> _TASK STATEMENT_
Set down the listing below word for word, beginning at the line containing "I need the location" and continuing through the line containing "tab-label: 公共交通 xyxy=(379,1735,484,1765)", with both of those lines included.

* BEGIN RECORD LIST *

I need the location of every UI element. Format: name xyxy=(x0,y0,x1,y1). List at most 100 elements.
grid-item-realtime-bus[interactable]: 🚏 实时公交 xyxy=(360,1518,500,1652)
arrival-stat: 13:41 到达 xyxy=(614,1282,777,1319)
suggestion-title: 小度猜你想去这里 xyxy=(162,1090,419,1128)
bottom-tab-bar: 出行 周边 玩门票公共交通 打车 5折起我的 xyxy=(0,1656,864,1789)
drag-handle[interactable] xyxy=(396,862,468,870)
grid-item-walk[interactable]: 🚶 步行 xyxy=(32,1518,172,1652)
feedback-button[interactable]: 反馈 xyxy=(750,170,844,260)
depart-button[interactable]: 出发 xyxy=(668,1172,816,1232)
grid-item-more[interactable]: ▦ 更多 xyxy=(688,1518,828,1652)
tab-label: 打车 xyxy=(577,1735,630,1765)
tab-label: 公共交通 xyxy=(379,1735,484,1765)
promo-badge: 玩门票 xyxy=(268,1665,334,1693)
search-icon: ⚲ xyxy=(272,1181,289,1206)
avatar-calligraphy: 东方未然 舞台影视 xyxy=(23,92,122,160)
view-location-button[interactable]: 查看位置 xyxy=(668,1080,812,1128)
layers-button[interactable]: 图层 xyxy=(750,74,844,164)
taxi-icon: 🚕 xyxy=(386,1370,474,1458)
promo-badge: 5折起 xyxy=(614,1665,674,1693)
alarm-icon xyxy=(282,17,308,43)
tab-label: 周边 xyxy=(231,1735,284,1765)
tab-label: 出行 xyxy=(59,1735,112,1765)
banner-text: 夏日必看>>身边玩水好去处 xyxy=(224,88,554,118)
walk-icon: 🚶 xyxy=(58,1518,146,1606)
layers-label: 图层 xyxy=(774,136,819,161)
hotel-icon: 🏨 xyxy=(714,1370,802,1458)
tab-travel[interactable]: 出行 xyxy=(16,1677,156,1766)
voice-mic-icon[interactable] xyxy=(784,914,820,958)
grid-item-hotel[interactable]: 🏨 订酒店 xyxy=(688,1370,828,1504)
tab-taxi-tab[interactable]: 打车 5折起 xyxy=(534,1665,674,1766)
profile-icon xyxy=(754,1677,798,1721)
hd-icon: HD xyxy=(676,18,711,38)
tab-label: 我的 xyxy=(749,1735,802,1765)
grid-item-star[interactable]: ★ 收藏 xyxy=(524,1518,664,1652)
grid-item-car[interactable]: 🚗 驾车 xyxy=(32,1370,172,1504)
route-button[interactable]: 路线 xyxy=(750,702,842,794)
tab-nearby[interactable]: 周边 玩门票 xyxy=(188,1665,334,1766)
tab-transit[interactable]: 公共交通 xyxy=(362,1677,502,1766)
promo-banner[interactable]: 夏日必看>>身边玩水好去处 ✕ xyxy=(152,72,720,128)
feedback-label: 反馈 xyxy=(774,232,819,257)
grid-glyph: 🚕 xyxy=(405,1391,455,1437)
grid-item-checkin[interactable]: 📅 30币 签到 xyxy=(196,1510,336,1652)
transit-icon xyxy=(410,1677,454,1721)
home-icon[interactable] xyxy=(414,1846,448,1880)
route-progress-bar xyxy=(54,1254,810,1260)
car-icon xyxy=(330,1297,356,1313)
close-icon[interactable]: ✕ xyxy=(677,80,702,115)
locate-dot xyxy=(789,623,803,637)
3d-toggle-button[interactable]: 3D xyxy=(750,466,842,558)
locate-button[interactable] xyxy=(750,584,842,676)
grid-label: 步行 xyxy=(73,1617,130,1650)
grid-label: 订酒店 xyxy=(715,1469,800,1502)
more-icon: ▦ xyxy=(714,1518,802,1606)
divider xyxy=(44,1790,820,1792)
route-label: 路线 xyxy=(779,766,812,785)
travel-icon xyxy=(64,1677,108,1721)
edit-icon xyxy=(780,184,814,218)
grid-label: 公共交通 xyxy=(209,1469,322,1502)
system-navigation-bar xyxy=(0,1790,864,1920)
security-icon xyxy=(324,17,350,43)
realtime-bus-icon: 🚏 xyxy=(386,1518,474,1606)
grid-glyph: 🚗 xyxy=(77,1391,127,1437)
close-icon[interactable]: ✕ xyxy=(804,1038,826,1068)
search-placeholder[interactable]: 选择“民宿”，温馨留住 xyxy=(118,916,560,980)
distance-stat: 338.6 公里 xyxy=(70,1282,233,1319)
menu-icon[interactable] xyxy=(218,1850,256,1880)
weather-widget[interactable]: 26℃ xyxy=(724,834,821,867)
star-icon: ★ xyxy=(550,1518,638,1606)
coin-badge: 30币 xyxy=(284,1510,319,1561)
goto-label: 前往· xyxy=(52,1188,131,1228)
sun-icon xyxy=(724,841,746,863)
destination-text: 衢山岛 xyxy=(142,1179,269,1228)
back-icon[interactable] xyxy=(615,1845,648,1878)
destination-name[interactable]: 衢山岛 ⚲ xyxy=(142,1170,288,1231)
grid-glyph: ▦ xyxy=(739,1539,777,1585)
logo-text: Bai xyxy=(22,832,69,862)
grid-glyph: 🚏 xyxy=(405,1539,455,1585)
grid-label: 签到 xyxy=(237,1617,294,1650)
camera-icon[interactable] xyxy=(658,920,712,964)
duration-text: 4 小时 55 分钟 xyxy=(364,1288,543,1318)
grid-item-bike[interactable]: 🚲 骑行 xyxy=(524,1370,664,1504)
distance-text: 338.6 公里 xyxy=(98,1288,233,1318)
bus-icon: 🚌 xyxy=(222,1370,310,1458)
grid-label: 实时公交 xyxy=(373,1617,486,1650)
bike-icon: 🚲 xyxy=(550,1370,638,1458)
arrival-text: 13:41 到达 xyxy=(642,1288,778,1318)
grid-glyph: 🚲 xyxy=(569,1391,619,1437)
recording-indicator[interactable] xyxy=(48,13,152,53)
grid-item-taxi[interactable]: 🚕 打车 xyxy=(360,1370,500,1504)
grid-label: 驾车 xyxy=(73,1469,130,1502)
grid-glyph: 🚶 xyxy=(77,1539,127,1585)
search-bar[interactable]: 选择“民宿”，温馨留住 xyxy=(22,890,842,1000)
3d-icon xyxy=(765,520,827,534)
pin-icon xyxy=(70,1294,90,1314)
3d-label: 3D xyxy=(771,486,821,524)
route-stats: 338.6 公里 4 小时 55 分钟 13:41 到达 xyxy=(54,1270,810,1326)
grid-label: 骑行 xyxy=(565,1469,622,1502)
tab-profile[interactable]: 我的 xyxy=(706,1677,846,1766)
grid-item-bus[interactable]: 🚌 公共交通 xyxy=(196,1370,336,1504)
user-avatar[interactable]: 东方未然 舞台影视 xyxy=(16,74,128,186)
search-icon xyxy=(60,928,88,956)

* END RECORD LIST *
* BEGIN RECORD LIST *

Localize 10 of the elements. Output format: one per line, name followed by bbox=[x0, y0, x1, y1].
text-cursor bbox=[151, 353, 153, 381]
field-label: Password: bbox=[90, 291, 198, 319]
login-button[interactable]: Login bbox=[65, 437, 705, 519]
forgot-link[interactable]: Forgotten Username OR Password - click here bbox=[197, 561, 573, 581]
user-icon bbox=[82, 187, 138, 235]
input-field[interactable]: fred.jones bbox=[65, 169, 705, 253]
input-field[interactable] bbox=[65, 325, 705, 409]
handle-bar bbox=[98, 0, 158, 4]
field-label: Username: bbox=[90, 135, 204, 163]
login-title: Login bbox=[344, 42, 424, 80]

* END RECORD LIST *

> _RESULT OF THE EXERCISE_
I need the location of every UI element. Format: name xyxy=(x0,y0,x1,y1). List at most 100 elements.
grid-item-realtime-bus[interactable]: 🚏 实时公交 xyxy=(360,1518,500,1652)
arrival-stat: 13:41 到达 xyxy=(614,1282,777,1319)
suggestion-title: 小度猜你想去这里 xyxy=(162,1090,419,1128)
bottom-tab-bar: 出行 周边 玩门票公共交通 打车 5折起我的 xyxy=(0,1656,864,1789)
drag-handle[interactable] xyxy=(396,862,468,870)
grid-item-walk[interactable]: 🚶 步行 xyxy=(32,1518,172,1652)
feedback-button[interactable]: 反馈 xyxy=(750,170,844,260)
depart-button[interactable]: 出发 xyxy=(668,1172,816,1232)
grid-item-more[interactable]: ▦ 更多 xyxy=(688,1518,828,1652)
tab-label: 打车 xyxy=(577,1735,630,1765)
tab-label: 公共交通 xyxy=(379,1735,484,1765)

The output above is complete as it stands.